→ Exercise directions
Show every line of the records below that contains the word "structured".

*-*-*

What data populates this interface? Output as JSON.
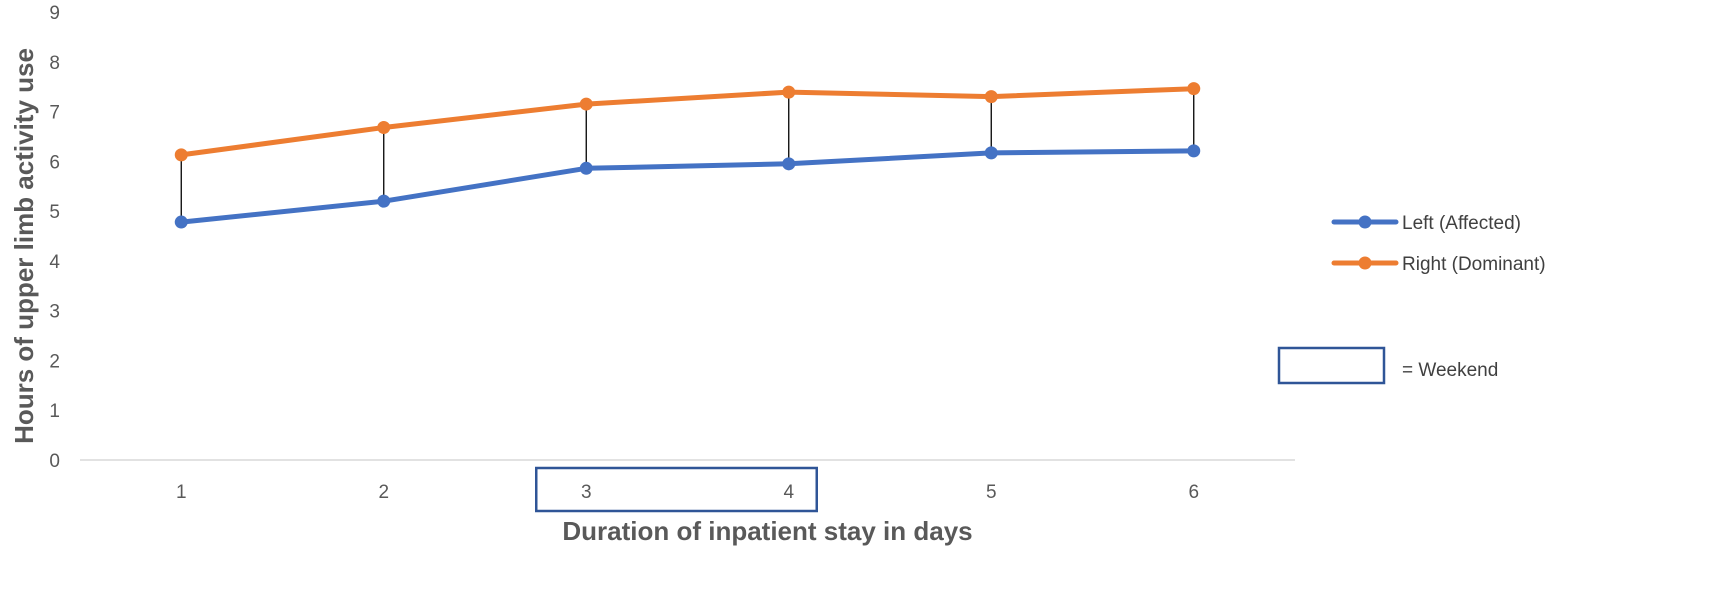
{
  "chart_data": {
    "type": "line",
    "title": "",
    "xlabel": "Duration of inpatient stay in days",
    "ylabel": "Hours of upper limb activity use",
    "categories": [
      "1",
      "2",
      "3",
      "4",
      "5",
      "6"
    ],
    "ylim": [
      0,
      9
    ],
    "yticks": [
      "0",
      "1",
      "2",
      "3",
      "4",
      "5",
      "6",
      "7",
      "8",
      "9"
    ],
    "grid": false,
    "series": [
      {
        "name": "Left (Affected)",
        "color": "#4472C4",
        "values": [
          4.78,
          5.2,
          5.86,
          5.95,
          6.17,
          6.21
        ]
      },
      {
        "name": "Right (Dominant)",
        "color": "#ED7D31",
        "values": [
          6.13,
          6.68,
          7.15,
          7.39,
          7.3,
          7.46
        ]
      }
    ],
    "connector_color": "#000000",
    "weekend_days": [
      "3",
      "4"
    ],
    "weekend_box_color": "#2F5597",
    "weekend_legend_label": "= Weekend",
    "legend_position": "right"
  }
}
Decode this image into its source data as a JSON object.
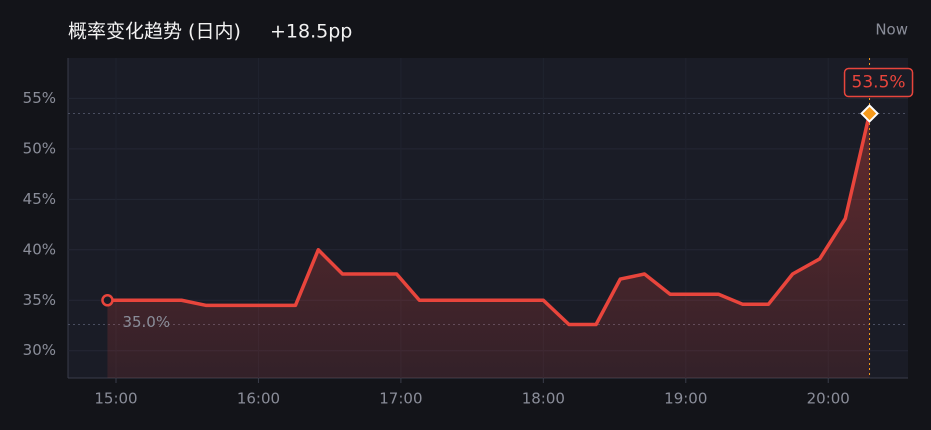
{
  "chart_data": {
    "type": "line",
    "title": "概率变化趋势 (日内)",
    "change": "+18.5pp",
    "now_label": "Now",
    "x": [
      14.94,
      15.46,
      15.63,
      16.26,
      16.42,
      16.59,
      16.97,
      17.13,
      18.0,
      18.18,
      18.37,
      18.54,
      18.71,
      18.89,
      19.23,
      19.4,
      19.58,
      19.75,
      19.94,
      20.12,
      20.29
    ],
    "values": [
      35.0,
      35.0,
      34.5,
      34.5,
      40.0,
      37.6,
      37.6,
      35.0,
      35.0,
      32.6,
      32.6,
      37.1,
      37.6,
      35.6,
      35.6,
      34.6,
      34.6,
      37.6,
      39.1,
      43.1,
      53.5
    ],
    "value_labels": [
      "35.0%",
      null,
      null,
      null,
      null,
      null,
      null,
      null,
      null,
      null,
      null,
      null,
      null,
      null,
      null,
      null,
      null,
      null,
      null,
      null,
      "53.5%"
    ],
    "color": "#e8453c",
    "end_marker_color": "#f59a1c",
    "reference_lines": [
      53.5,
      32.6
    ],
    "xlim": [
      14.663,
      20.56
    ],
    "ylim": [
      27.3,
      59
    ],
    "xticks": [
      {
        "value": 15,
        "label": "15:00"
      },
      {
        "value": 16,
        "label": "16:00"
      },
      {
        "value": 17,
        "label": "17:00"
      },
      {
        "value": 18,
        "label": "18:00"
      },
      {
        "value": 19,
        "label": "19:00"
      },
      {
        "value": 20,
        "label": "20:00"
      }
    ],
    "yticks": [
      {
        "value": 30,
        "label": "30%"
      },
      {
        "value": 35,
        "label": "35%"
      },
      {
        "value": 40,
        "label": "40%"
      },
      {
        "value": 45,
        "label": "45%"
      },
      {
        "value": 50,
        "label": "50%"
      },
      {
        "value": 55,
        "label": "55%"
      }
    ],
    "grid": true
  }
}
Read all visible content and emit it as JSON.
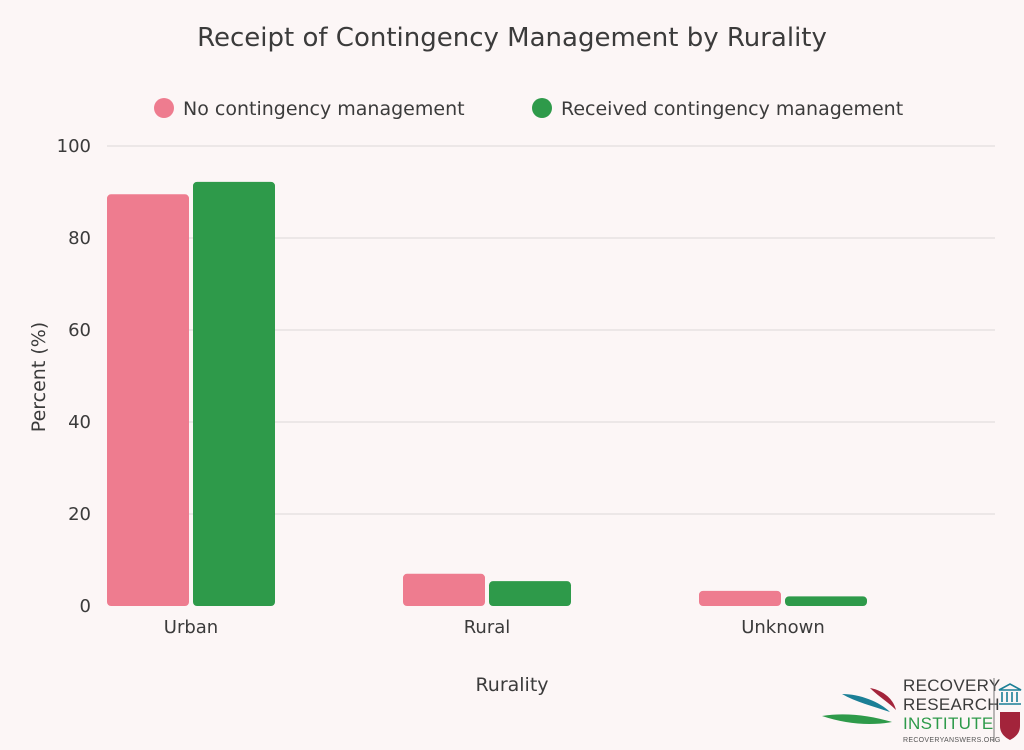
{
  "chart_data": {
    "type": "bar",
    "title": "Receipt of Contingency Management by Rurality",
    "xlabel": "Rurality",
    "ylabel": "Percent (%)",
    "ylim": [
      0,
      100
    ],
    "yticks": [
      0,
      20,
      40,
      60,
      80,
      100
    ],
    "grid": true,
    "legend_position": "top",
    "categories": [
      "Urban",
      "Rural",
      "Unknown"
    ],
    "series": [
      {
        "name": "No contingency management",
        "color": "#ee7c8f",
        "values": [
          89.5,
          7.0,
          3.3
        ]
      },
      {
        "name": "Received contingency management",
        "color": "#2e9a4a",
        "values": [
          92.2,
          5.4,
          2.1
        ]
      }
    ]
  },
  "logo": {
    "line1": "RECOVERY",
    "line2": "RESEARCH",
    "line3": "INSTITUTE",
    "url": "RECOVERYANSWERS.ORG"
  }
}
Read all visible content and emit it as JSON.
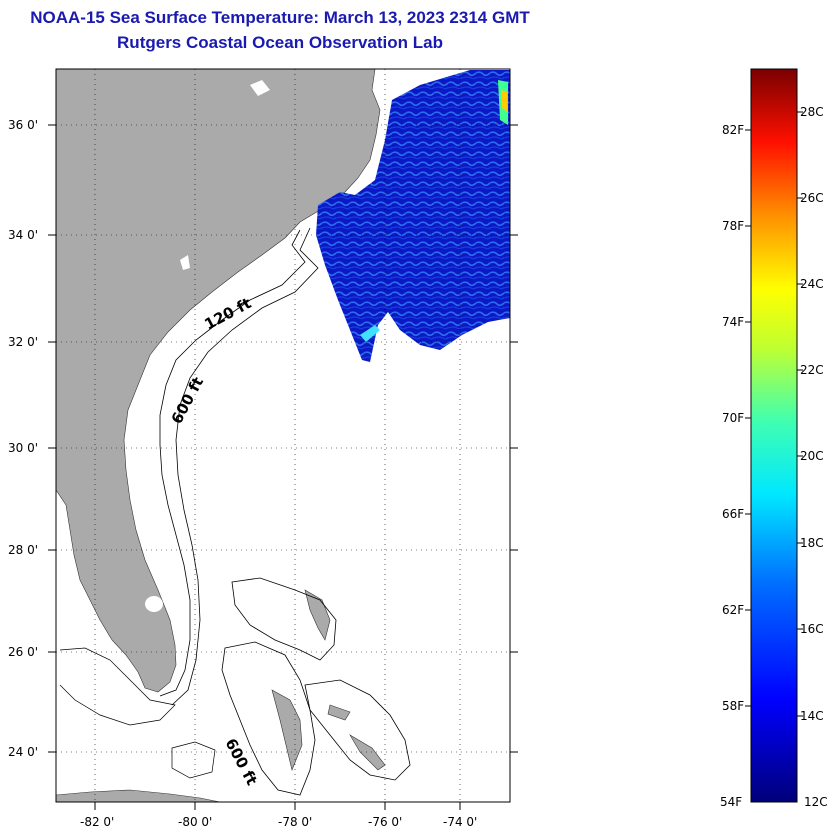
{
  "title": "NOAA-15 Sea Surface Temperature:  March 13, 2023 2314 GMT",
  "subtitle": "Rutgers Coastal Ocean Observation Lab",
  "map": {
    "lat_ticks": [
      "36 0'",
      "34 0'",
      "32 0'",
      "30 0'",
      "28 0'",
      "26 0'",
      "24 0'"
    ],
    "lon_ticks": [
      "-82 0'",
      "-80 0'",
      "-78 0'",
      "-76 0'",
      "-74 0'"
    ],
    "depth_labels": [
      "120 ft",
      "600 ft",
      "600 ft"
    ],
    "land_color": "#aaaaaa",
    "ocean_color": "#ffffff",
    "sst_dominant_color": "#0a1cc8"
  },
  "colorbar": {
    "fahrenheit_labels": [
      "82F",
      "78F",
      "74F",
      "70F",
      "66F",
      "62F",
      "58F",
      "54F"
    ],
    "celsius_labels": [
      "28C",
      "26C",
      "24C",
      "22C",
      "20C",
      "18C",
      "16C",
      "14C",
      "12C"
    ],
    "colors": [
      "#000080",
      "#0000ff",
      "#0080ff",
      "#00ffff",
      "#80ff80",
      "#ffff00",
      "#ff8000",
      "#ff0000",
      "#800000"
    ]
  }
}
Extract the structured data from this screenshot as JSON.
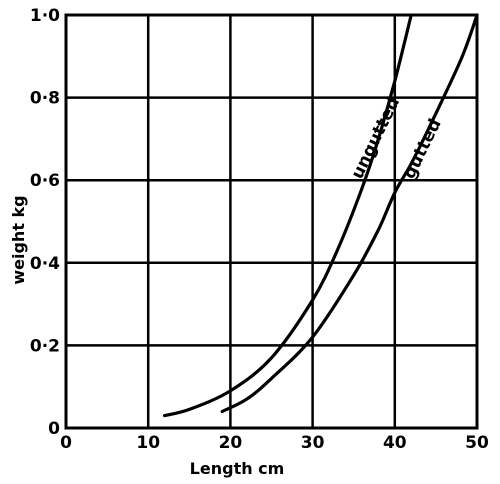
{
  "chart_data": {
    "type": "line",
    "xlabel": "Length cm",
    "ylabel": "weight kg",
    "xlim": [
      0,
      50
    ],
    "ylim": [
      0,
      1.0
    ],
    "x_ticks": [
      "0",
      "10",
      "20",
      "30",
      "40",
      "50"
    ],
    "y_ticks": [
      "0",
      "0·2",
      "0·4",
      "0·6",
      "0·8",
      "1·0"
    ],
    "grid": true,
    "legend": "none",
    "series": [
      {
        "name": "ungutted",
        "points": [
          [
            12,
            0.03
          ],
          [
            15,
            0.045
          ],
          [
            20,
            0.09
          ],
          [
            25,
            0.17
          ],
          [
            30,
            0.31
          ],
          [
            33,
            0.43
          ],
          [
            36,
            0.58
          ],
          [
            38,
            0.7
          ],
          [
            40,
            0.84
          ],
          [
            42,
            1.0
          ]
        ]
      },
      {
        "name": "gutted",
        "points": [
          [
            19,
            0.04
          ],
          [
            22,
            0.07
          ],
          [
            25,
            0.12
          ],
          [
            30,
            0.22
          ],
          [
            35,
            0.37
          ],
          [
            38,
            0.48
          ],
          [
            40,
            0.57
          ],
          [
            42,
            0.64
          ],
          [
            44,
            0.72
          ],
          [
            48,
            0.89
          ],
          [
            50,
            1.0
          ]
        ]
      }
    ]
  }
}
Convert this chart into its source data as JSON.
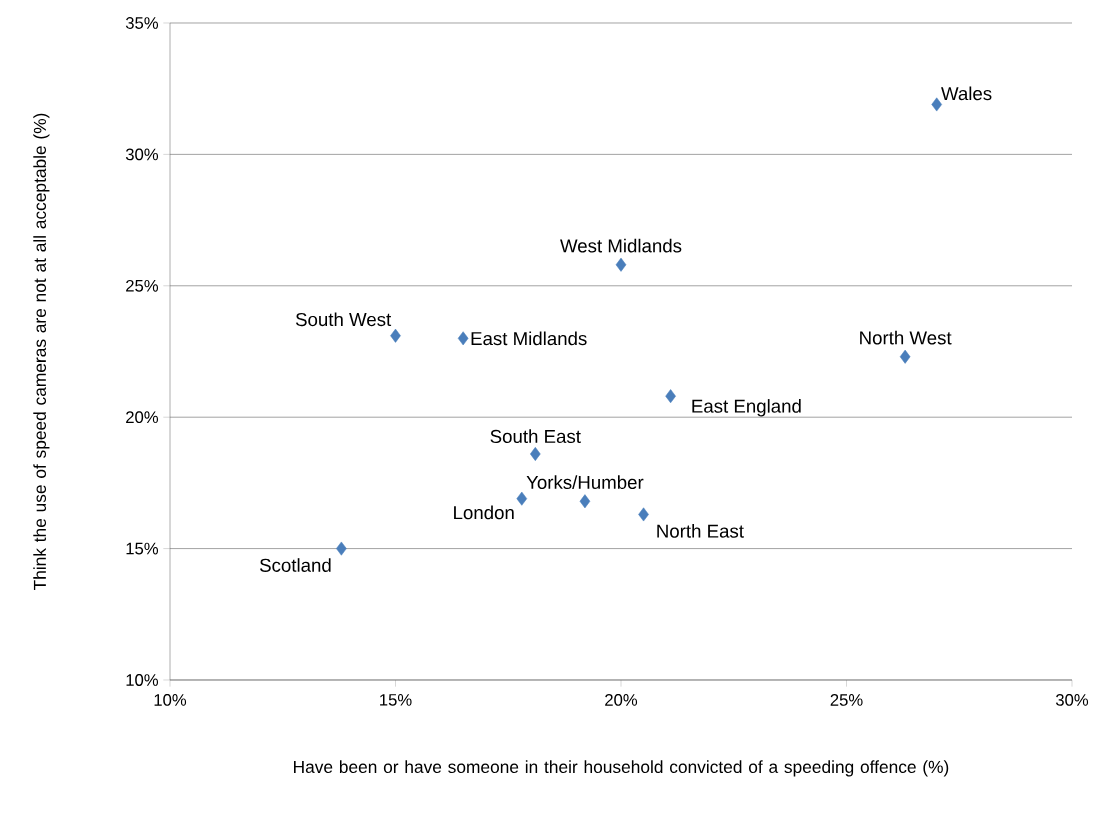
{
  "chart_data": {
    "type": "scatter",
    "xlabel": "Have been or have someone in their household convicted of a speeding offence (%)",
    "ylabel": "Think the use of speed cameras are not at all acceptable (%)",
    "series": [
      {
        "color": "#4a7ebb",
        "x": [
          27.0,
          20.0,
          15.0,
          16.5,
          26.3,
          21.1,
          18.1,
          17.8,
          19.2,
          20.5,
          13.8
        ],
        "values": [
          31.9,
          25.8,
          23.1,
          23.0,
          22.3,
          20.8,
          18.6,
          16.9,
          16.8,
          16.3,
          15.0
        ]
      }
    ],
    "annotations": [
      {
        "text": "Wales",
        "x": 27.0,
        "y": 31.9
      },
      {
        "text": "West Midlands",
        "x": 20.0,
        "y": 25.8
      },
      {
        "text": "South West",
        "x": 15.0,
        "y": 23.1
      },
      {
        "text": "East Midlands",
        "x": 16.5,
        "y": 23.0
      },
      {
        "text": "North West",
        "x": 26.3,
        "y": 22.3
      },
      {
        "text": "East England",
        "x": 21.1,
        "y": 20.8
      },
      {
        "text": "South East",
        "x": 18.1,
        "y": 18.6
      },
      {
        "text": "London",
        "x": 17.8,
        "y": 16.9
      },
      {
        "text": "Yorks/Humber",
        "x": 19.2,
        "y": 16.8
      },
      {
        "text": "North East",
        "x": 20.5,
        "y": 16.3
      },
      {
        "text": "Scotland",
        "x": 13.8,
        "y": 15.0
      }
    ],
    "xlim": [
      10,
      30
    ],
    "ylim": [
      10,
      35
    ],
    "xticks": [
      {
        "value": 10,
        "label": "10%"
      },
      {
        "value": 15,
        "label": "15%"
      },
      {
        "value": 20,
        "label": "20%"
      },
      {
        "value": 25,
        "label": "25%"
      },
      {
        "value": 30,
        "label": "30%"
      }
    ],
    "yticks": [
      {
        "value": 10,
        "label": "10%"
      },
      {
        "value": 15,
        "label": "15%"
      },
      {
        "value": 20,
        "label": "20%"
      },
      {
        "value": 25,
        "label": "25%"
      },
      {
        "value": 30,
        "label": "30%"
      },
      {
        "value": 35,
        "label": "35%"
      }
    ],
    "grid": "y",
    "marker": "diamond"
  }
}
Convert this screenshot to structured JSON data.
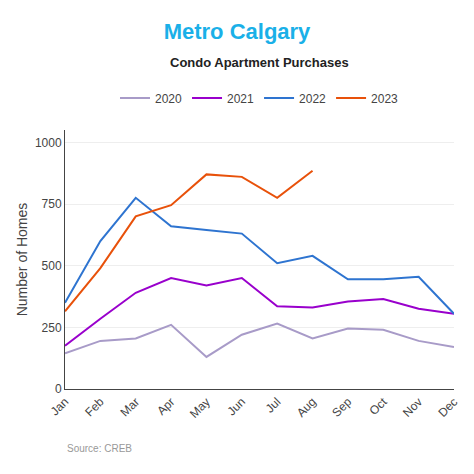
{
  "chart_data": {
    "type": "line",
    "title": "Metro Calgary",
    "subtitle": "Condo Apartment Purchases",
    "ylabel": "Number of Homes",
    "source": "Source: CREB",
    "categories": [
      "Jan",
      "Feb",
      "Mar",
      "Apr",
      "May",
      "Jun",
      "Jul",
      "Aug",
      "Sep",
      "Oct",
      "Nov",
      "Dec"
    ],
    "series": [
      {
        "name": "2020",
        "color": "#a89bc8",
        "values": [
          145,
          195,
          205,
          260,
          130,
          220,
          265,
          205,
          245,
          240,
          195,
          170
        ]
      },
      {
        "name": "2021",
        "color": "#9900cc",
        "values": [
          175,
          285,
          390,
          450,
          420,
          450,
          335,
          330,
          355,
          365,
          325,
          305
        ]
      },
      {
        "name": "2022",
        "color": "#2e74d0",
        "values": [
          350,
          600,
          775,
          660,
          645,
          630,
          510,
          540,
          445,
          445,
          455,
          305
        ]
      },
      {
        "name": "2023",
        "color": "#e8510a",
        "values": [
          315,
          490,
          700,
          745,
          870,
          860,
          775,
          885,
          null,
          null,
          null,
          null
        ]
      }
    ],
    "ylim": [
      0,
      1050
    ],
    "yticks": [
      0,
      250,
      500,
      750,
      1000
    ],
    "grid": true,
    "legend": "top"
  }
}
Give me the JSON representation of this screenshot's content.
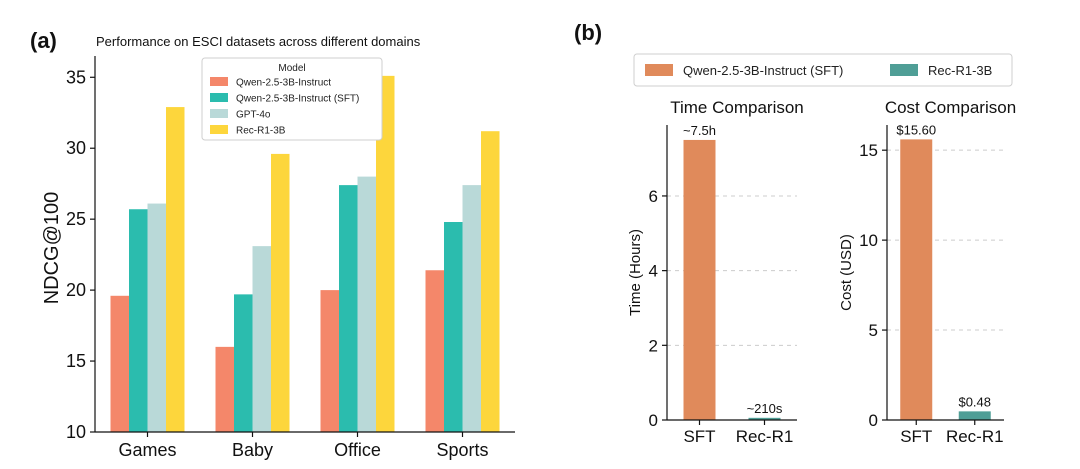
{
  "panel_a": {
    "label": "(a)",
    "chart_data": {
      "type": "bar",
      "title": "Performance on ESCI datasets across different domains",
      "xlabel": "",
      "ylabel": "NDCG@100",
      "categories": [
        "Games",
        "Baby",
        "Office",
        "Sports"
      ],
      "ylim": [
        10,
        36.5
      ],
      "yticks": [
        "10",
        "15",
        "20",
        "25",
        "30",
        "35"
      ],
      "legend_title": "Model",
      "legend_position": "top-center",
      "grid": false,
      "series": [
        {
          "name": "Qwen-2.5-3B-Instruct",
          "color": "#f4876a",
          "values": [
            19.6,
            16.0,
            20.0,
            21.4
          ]
        },
        {
          "name": "Qwen-2.5-3B-Instruct (SFT)",
          "color": "#2bbcae",
          "values": [
            25.7,
            19.7,
            27.4,
            24.8
          ]
        },
        {
          "name": "GPT-4o",
          "color": "#b9d9d8",
          "values": [
            26.1,
            23.1,
            28.0,
            27.4
          ]
        },
        {
          "name": "Rec-R1-3B",
          "color": "#fdd63c",
          "values": [
            32.9,
            29.6,
            35.1,
            31.2
          ]
        }
      ]
    }
  },
  "panel_b": {
    "label": "(b)",
    "legend": [
      {
        "name": "Qwen-2.5-3B-Instruct (SFT)",
        "color": "#e08a5b"
      },
      {
        "name": "Rec-R1-3B",
        "color": "#4f9e96"
      }
    ],
    "chart_data": [
      {
        "type": "bar",
        "title": "Time Comparison",
        "xlabel": "",
        "ylabel": "Time (Hours)",
        "categories": [
          "SFT",
          "Rec-R1"
        ],
        "values": [
          7.5,
          0.0583
        ],
        "data_labels": [
          "~7.5h",
          "~210s"
        ],
        "colors": [
          "#e08a5b",
          "#4f9e96"
        ],
        "ylim": [
          0,
          7.9
        ],
        "yticks": [
          "0",
          "2",
          "4",
          "6"
        ],
        "grid": true
      },
      {
        "type": "bar",
        "title": "Cost Comparison",
        "xlabel": "",
        "ylabel": "Cost (USD)",
        "categories": [
          "SFT",
          "Rec-R1"
        ],
        "values": [
          15.6,
          0.48
        ],
        "data_labels": [
          "$15.60",
          "$0.48"
        ],
        "colors": [
          "#e08a5b",
          "#4f9e96"
        ],
        "ylim": [
          0,
          16.4
        ],
        "yticks": [
          "0",
          "5",
          "10",
          "15"
        ],
        "grid": true
      }
    ]
  }
}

*-*-*

→ Solution to this exercise
Extract the structured data from this screenshot as JSON.
Convert this screenshot to structured JSON data.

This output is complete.